_Objective:_
Extract from the listing each line in which the word "warunkach" appears.

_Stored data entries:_
╔══

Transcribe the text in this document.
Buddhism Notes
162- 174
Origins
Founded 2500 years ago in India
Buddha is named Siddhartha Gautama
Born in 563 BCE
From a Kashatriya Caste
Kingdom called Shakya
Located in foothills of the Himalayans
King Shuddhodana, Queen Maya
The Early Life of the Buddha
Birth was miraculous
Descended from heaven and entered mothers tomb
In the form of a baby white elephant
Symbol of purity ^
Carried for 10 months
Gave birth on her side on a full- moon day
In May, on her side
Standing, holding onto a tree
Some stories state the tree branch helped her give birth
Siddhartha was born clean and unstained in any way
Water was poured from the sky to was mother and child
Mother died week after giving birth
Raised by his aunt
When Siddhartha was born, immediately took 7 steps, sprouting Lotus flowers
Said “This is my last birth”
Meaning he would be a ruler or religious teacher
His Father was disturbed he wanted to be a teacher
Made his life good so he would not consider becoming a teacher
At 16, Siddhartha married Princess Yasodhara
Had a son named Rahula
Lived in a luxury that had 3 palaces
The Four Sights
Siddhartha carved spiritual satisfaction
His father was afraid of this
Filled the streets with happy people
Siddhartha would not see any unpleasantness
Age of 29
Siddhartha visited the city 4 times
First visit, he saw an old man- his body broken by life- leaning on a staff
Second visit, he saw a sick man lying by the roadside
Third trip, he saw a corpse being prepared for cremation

╚══
╔══

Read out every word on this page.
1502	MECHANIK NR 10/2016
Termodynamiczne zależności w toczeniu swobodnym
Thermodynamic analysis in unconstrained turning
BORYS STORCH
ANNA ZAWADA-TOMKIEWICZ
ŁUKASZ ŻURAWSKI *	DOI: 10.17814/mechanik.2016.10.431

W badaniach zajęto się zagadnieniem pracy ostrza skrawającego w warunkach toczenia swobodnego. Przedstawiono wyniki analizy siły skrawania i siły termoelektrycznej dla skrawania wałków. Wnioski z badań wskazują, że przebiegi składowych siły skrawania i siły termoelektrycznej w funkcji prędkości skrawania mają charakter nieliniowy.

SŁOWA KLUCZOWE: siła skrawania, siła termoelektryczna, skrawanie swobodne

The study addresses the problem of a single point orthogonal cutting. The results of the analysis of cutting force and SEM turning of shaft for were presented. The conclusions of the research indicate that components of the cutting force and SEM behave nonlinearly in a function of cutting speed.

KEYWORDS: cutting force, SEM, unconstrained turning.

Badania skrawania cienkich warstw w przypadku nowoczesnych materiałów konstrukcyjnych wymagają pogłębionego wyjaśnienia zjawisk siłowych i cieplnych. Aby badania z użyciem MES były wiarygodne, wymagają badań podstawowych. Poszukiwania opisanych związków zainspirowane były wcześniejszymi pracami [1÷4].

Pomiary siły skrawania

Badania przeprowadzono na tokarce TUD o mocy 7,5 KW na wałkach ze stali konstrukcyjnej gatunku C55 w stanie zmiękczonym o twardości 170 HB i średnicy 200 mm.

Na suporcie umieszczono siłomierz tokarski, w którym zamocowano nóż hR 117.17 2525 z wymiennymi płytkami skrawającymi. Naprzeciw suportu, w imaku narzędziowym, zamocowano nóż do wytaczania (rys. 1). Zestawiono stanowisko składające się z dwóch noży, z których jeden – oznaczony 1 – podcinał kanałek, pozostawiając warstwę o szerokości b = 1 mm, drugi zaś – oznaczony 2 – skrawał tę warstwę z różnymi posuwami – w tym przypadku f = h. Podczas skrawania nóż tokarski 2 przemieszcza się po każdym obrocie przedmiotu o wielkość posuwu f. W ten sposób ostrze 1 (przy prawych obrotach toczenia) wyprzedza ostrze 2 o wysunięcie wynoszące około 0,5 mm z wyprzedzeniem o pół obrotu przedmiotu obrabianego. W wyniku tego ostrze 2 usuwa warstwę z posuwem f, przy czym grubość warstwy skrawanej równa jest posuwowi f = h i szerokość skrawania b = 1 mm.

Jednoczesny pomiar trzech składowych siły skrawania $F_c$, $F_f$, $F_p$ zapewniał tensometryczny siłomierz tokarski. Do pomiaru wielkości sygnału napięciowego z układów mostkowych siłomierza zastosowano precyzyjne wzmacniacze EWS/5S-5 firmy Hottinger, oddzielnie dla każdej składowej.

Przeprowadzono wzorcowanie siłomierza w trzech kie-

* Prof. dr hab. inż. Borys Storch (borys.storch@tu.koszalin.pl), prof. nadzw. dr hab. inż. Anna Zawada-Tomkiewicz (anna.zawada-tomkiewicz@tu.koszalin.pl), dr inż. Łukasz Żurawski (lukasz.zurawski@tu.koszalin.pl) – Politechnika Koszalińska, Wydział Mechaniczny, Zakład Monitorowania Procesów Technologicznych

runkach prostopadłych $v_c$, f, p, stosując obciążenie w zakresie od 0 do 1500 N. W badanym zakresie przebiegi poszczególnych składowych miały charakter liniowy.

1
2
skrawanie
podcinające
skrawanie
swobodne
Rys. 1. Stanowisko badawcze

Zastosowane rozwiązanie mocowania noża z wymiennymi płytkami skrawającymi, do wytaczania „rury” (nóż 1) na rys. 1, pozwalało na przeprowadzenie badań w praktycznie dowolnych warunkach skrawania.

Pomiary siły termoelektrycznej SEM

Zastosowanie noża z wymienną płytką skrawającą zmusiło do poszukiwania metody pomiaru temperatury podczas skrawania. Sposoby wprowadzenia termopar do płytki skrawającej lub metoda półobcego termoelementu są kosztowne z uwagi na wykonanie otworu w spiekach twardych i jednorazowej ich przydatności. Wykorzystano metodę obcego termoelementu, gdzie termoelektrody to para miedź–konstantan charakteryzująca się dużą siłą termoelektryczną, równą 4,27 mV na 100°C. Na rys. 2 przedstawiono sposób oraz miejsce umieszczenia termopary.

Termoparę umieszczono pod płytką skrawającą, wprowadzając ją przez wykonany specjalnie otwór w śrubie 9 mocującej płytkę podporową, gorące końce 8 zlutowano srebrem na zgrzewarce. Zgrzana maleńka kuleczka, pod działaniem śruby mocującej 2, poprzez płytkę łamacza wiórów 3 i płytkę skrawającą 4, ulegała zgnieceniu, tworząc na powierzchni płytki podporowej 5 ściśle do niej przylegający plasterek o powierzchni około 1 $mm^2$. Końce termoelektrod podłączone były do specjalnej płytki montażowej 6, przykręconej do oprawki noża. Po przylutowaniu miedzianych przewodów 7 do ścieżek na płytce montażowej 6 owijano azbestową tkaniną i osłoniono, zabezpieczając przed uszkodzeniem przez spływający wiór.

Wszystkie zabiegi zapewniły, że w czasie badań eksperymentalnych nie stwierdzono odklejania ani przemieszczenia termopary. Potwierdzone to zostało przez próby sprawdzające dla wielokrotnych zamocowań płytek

╚══
╔══

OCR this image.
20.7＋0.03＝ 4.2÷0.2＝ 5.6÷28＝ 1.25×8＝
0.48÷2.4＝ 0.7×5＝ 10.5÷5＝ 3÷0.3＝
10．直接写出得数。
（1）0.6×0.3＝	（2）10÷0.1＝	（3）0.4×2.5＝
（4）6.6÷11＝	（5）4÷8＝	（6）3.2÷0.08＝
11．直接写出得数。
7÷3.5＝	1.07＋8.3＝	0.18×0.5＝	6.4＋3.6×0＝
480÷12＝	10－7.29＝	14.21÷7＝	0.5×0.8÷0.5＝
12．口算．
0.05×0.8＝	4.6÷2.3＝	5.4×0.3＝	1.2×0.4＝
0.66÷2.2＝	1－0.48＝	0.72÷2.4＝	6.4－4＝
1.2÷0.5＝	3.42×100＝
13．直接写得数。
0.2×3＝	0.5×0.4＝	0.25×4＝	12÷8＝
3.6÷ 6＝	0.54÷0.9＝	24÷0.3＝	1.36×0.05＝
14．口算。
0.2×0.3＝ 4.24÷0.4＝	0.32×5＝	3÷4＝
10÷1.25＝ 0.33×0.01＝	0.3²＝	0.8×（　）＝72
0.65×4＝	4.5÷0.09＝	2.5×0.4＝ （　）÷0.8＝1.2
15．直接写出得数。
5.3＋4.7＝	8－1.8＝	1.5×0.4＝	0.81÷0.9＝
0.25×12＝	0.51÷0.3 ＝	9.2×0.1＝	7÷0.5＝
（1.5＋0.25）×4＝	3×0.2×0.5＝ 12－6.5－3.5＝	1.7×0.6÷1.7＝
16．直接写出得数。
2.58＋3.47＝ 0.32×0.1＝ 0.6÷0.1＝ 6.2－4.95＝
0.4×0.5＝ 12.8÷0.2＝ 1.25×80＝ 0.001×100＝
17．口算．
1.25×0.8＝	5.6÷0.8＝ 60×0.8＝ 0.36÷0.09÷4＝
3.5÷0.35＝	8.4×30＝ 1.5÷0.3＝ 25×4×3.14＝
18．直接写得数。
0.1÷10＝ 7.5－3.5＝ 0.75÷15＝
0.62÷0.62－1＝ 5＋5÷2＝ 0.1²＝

╚══

_Complete answer:_
W badaniach zajęto się zagadnieniem pracy ostrza skrawającego w warunkach toczenia swobodnego. Przedstawiono wyniki analizy siły skrawania i siły termoelektrycznej dla skrawania wałków. Wnioski z badań wskazują, że przebiegi składowych siły skrawania i siły termoelektrycznej w funkcji prędkości skrawania mają charakter nieliniowy.
Zastosowane rozwiązanie mocowania noża z wymiennymi płytkami skrawającymi, do wytaczania „rury” (nóż 1) na rys. 1, pozwalało na przeprowadzenie badań w praktycznie dowolnych warunkach skrawania.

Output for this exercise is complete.